>> BEGIN Data section

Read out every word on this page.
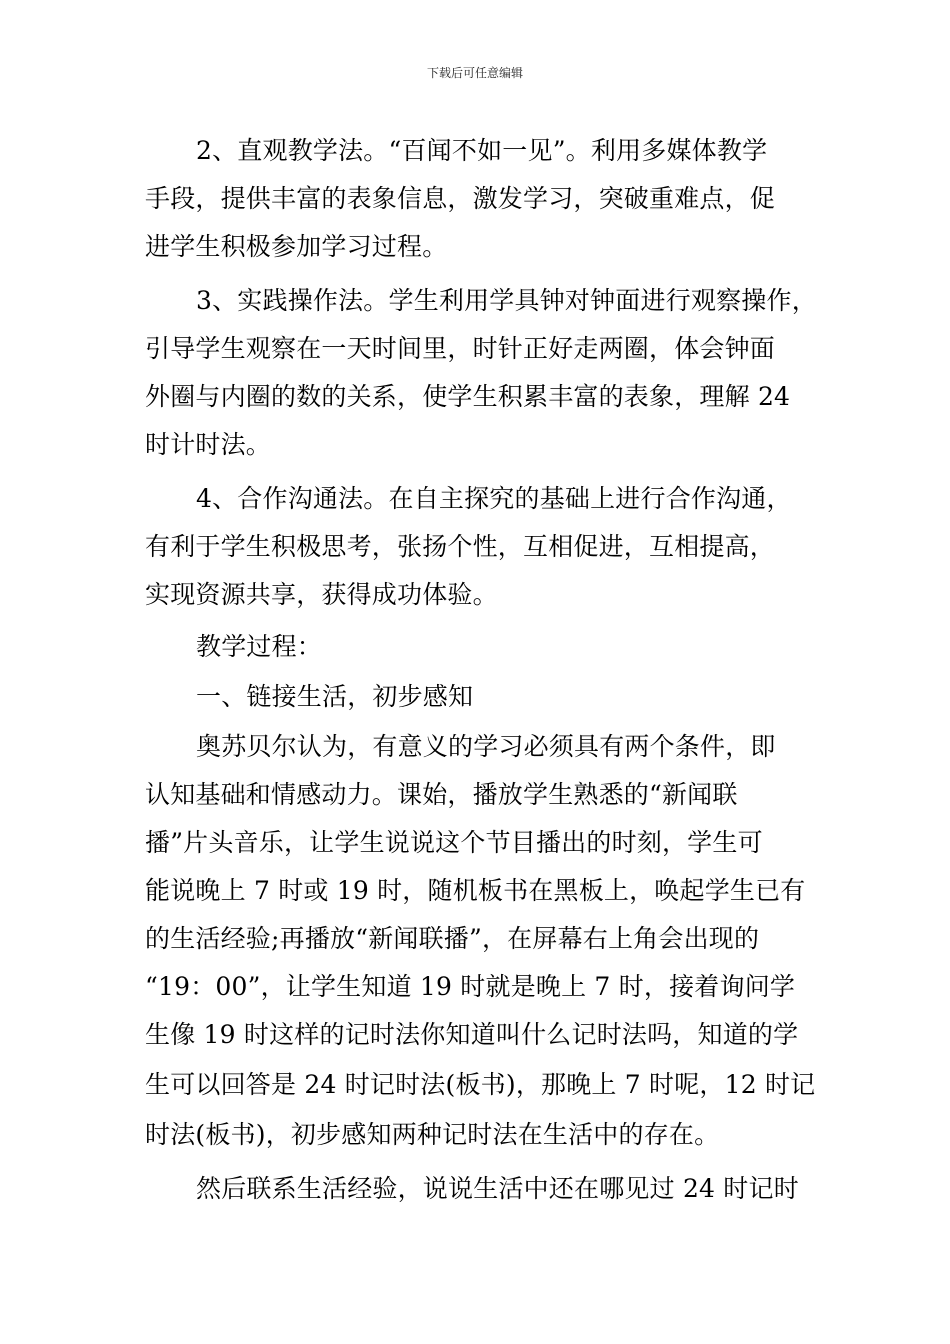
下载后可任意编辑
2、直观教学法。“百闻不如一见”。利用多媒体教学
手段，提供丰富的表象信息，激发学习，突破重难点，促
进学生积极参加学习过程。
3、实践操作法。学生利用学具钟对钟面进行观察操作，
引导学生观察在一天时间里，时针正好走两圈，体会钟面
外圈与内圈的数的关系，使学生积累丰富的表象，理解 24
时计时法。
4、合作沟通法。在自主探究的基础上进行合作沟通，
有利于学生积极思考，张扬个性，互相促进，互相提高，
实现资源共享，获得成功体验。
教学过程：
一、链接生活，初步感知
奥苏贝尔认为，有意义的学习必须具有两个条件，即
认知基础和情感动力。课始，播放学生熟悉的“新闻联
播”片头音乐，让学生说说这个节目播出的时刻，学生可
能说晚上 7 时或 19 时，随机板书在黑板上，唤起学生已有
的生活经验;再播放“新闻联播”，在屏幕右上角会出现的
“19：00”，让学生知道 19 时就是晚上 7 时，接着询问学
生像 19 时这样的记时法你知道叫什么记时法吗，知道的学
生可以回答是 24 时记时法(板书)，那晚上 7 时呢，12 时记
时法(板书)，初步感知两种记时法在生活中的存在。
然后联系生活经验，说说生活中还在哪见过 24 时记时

>> END Data section
>> BEGIN Data section

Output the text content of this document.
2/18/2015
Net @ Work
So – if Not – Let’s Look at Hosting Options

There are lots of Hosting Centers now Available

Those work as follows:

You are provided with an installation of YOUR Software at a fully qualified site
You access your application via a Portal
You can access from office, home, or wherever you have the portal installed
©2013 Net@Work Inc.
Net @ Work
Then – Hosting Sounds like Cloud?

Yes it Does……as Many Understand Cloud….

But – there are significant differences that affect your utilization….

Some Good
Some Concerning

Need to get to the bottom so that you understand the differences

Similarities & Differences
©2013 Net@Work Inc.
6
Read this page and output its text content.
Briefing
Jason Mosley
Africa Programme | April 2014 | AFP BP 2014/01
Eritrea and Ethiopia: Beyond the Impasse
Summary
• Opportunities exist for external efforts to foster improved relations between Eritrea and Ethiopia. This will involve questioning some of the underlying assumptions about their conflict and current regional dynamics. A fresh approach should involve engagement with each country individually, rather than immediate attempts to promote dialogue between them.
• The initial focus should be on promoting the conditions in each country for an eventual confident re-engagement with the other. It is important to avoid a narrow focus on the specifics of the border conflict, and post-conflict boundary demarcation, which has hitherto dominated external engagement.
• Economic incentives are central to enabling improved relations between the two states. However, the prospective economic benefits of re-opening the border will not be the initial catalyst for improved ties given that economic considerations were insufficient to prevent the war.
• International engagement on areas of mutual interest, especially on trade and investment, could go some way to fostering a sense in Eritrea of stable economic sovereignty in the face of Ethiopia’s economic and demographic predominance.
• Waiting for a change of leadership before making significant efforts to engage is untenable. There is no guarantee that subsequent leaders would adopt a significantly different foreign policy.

>> END Data section

Using the listing, copy every line where the word "that" shows up.

* [Reply]:
But – there are significant differences that affect your utilization….
Need to get to the bottom so that you understand the differences
• Economic incentives are central to enabling improved relations between the two states. However, the prospective economic benefits of re-opening the border will not be the initial catalyst for improved ties given that economic considerations were insufficient to prevent the war.
• Waiting for a change of leadership before making significant efforts to engage is untenable. There is no guarantee that subsequent leaders would adopt a significantly different foreign policy.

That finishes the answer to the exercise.